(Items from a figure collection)
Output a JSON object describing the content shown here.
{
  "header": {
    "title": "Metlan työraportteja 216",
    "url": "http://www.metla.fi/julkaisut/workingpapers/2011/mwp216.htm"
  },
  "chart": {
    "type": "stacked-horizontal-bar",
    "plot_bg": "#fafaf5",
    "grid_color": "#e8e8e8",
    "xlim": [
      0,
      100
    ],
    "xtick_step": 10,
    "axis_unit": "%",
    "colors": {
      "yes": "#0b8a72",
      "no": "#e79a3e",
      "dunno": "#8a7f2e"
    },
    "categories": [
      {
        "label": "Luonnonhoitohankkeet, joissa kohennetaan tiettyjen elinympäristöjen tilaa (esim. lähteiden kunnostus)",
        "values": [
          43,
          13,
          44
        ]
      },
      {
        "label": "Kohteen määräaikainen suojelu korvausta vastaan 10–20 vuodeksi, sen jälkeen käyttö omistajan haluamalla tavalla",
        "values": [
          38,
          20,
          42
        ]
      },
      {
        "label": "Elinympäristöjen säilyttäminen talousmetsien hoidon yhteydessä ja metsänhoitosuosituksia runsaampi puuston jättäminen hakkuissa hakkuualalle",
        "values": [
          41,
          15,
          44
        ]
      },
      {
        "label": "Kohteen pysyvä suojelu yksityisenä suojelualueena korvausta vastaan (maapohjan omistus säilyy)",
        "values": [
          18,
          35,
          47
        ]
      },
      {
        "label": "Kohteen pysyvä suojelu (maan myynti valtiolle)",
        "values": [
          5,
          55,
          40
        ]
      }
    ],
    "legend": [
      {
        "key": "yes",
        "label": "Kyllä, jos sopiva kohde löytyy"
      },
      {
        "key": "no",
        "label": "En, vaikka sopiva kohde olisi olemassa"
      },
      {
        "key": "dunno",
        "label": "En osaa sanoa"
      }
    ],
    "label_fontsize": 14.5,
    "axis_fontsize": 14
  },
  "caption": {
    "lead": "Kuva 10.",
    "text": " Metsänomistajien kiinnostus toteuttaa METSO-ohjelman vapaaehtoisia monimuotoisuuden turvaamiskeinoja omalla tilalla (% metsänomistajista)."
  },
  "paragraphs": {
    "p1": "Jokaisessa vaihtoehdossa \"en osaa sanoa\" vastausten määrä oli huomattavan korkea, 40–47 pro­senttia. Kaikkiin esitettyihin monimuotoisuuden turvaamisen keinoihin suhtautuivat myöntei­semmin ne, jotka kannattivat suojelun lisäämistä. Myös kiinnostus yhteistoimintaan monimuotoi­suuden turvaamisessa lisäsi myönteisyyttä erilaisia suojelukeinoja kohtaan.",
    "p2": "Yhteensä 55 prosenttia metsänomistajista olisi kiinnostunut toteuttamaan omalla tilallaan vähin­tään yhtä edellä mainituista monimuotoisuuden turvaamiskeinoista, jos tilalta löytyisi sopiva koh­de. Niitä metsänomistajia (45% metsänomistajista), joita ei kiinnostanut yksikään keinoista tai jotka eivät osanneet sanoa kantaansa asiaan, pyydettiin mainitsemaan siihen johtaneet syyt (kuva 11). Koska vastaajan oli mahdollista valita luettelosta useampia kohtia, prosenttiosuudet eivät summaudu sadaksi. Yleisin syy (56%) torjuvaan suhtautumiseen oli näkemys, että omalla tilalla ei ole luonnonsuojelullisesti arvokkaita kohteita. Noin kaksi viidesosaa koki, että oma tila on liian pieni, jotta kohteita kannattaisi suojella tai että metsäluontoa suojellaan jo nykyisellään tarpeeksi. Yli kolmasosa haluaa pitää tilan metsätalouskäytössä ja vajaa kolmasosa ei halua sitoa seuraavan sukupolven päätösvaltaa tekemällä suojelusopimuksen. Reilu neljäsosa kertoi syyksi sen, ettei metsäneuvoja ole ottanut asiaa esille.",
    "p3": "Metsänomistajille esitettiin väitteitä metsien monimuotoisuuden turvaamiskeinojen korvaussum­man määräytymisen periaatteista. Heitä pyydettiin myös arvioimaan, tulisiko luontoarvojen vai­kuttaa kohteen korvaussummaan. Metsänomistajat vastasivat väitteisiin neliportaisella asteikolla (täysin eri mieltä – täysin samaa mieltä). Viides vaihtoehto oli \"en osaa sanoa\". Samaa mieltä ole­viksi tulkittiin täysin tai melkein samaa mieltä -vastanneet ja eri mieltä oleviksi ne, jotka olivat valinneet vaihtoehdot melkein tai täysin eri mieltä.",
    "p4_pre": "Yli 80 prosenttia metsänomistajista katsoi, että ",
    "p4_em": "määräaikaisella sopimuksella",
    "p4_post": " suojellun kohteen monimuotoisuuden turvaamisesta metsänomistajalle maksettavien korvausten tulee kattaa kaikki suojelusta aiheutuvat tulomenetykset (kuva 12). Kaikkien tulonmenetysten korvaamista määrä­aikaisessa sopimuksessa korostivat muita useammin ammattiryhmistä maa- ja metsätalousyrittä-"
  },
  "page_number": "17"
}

WHAT THIS TASK INVOLVES: Make an exact copy of the data above.

THE REPLY:
Output a JSON object describing the content shown here.
{
  "header": {
    "title": "Metlan työraportteja 216",
    "url": "http://www.metla.fi/julkaisut/workingpapers/2011/mwp216.htm"
  },
  "chart": {
    "type": "stacked-horizontal-bar",
    "plot_bg": "#fafaf5",
    "grid_color": "#e8e8e8",
    "xlim": [
      0,
      100
    ],
    "xtick_step": 10,
    "axis_unit": "%",
    "colors": {
      "yes": "#0b8a72",
      "no": "#e79a3e",
      "dunno": "#8a7f2e"
    },
    "categories": [
      {
        "label": "Luonnonhoitohankkeet, joissa kohennetaan tiettyjen elinympäristöjen tilaa (esim. lähteiden kunnostus)",
        "values": [
          43,
          13,
          44
        ]
      },
      {
        "label": "Kohteen määräaikainen suojelu korvausta vastaan 10–20 vuodeksi, sen jälkeen käyttö omistajan haluamalla tavalla",
        "values": [
          38,
          20,
          42
        ]
      },
      {
        "label": "Elinympäristöjen säilyttäminen talousmetsien hoidon yhteydessä ja metsänhoitosuosituksia runsaampi puuston jättäminen hakkuissa hakkuualalle",
        "values": [
          41,
          15,
          44
        ]
      },
      {
        "label": "Kohteen pysyvä suojelu yksityisenä suojelualueena korvausta vastaan (maapohjan omistus säilyy)",
        "values": [
          18,
          35,
          47
        ]
      },
      {
        "label": "Kohteen pysyvä suojelu (maan myynti valtiolle)",
        "values": [
          5,
          55,
          40
        ]
      }
    ],
    "legend": [
      {
        "key": "yes",
        "label": "Kyllä, jos sopiva kohde löytyy"
      },
      {
        "key": "no",
        "label": "En, vaikka sopiva kohde olisi olemassa"
      },
      {
        "key": "dunno",
        "label": "En osaa sanoa"
      }
    ],
    "label_fontsize": 14.5,
    "axis_fontsize": 14
  },
  "caption": {
    "lead": "Kuva 10.",
    "text": " Metsänomistajien kiinnostus toteuttaa METSO-ohjelman vapaaehtoisia monimuotoisuuden turvaamiskeinoja omalla tilalla (% metsänomistajista)."
  },
  "paragraphs": {
    "p1": "Jokaisessa vaihtoehdossa \"en osaa sanoa\" vastausten määrä oli huomattavan korkea, 40–47 pro­senttia. Kaikkiin esitettyihin monimuotoisuuden turvaamisen keinoihin suhtautuivat myöntei­semmin ne, jotka kannattivat suojelun lisäämistä. Myös kiinnostus yhteistoimintaan monimuotoi­suuden turvaamisessa lisäsi myönteisyyttä erilaisia suojelukeinoja kohtaan.",
    "p2": "Yhteensä 55 prosenttia metsänomistajista olisi kiinnostunut toteuttamaan omalla tilallaan vähin­tään yhtä edellä mainituista monimuotoisuuden turvaamiskeinoista, jos tilalta löytyisi sopiva koh­de. Niitä metsänomistajia (45% metsänomistajista), joita ei kiinnostanut yksikään keinoista tai jotka eivät osanneet sanoa kantaansa asiaan, pyydettiin mainitsemaan siihen johtaneet syyt (kuva 11). Koska vastaajan oli mahdollista valita luettelosta useampia kohtia, prosenttiosuudet eivät summaudu sadaksi. Yleisin syy (56%) torjuvaan suhtautumiseen oli näkemys, että omalla tilalla ei ole luonnonsuojelullisesti arvokkaita kohteita. Noin kaksi viidesosaa koki, että oma tila on liian pieni, jotta kohteita kannattaisi suojella tai että metsäluontoa suojellaan jo nykyisellään tarpeeksi. Yli kolmasosa haluaa pitää tilan metsätalouskäytössä ja vajaa kolmasosa ei halua sitoa seuraavan sukupolven päätösvaltaa tekemällä suojelusopimuksen. Reilu neljäsosa kertoi syyksi sen, ettei metsäneuvoja ole ottanut asiaa esille.",
    "p3": "Metsänomistajille esitettiin väitteitä metsien monimuotoisuuden turvaamiskeinojen korvaussum­man määräytymisen periaatteista. Heitä pyydettiin myös arvioimaan, tulisiko luontoarvojen vai­kuttaa kohteen korvaussummaan. Metsänomistajat vastasivat väitteisiin neliportaisella asteikolla (täysin eri mieltä – täysin samaa mieltä). Viides vaihtoehto oli \"en osaa sanoa\". Samaa mieltä ole­viksi tulkittiin täysin tai melkein samaa mieltä -vastanneet ja eri mieltä oleviksi ne, jotka olivat valinneet vaihtoehdot melkein tai täysin eri mieltä.",
    "p4_pre": "Yli 80 prosenttia metsänomistajista katsoi, että ",
    "p4_em": "määräaikaisella sopimuksella",
    "p4_post": " suojellun kohteen monimuotoisuuden turvaamisesta metsänomistajalle maksettavien korvausten tulee kattaa kaikki suojelusta aiheutuvat tulomenetykset (kuva 12). Kaikkien tulonmenetysten korvaamista määrä­aikaisessa sopimuksessa korostivat muita useammin ammattiryhmistä maa- ja metsätalousyrittä-"
  },
  "page_number": "17"
}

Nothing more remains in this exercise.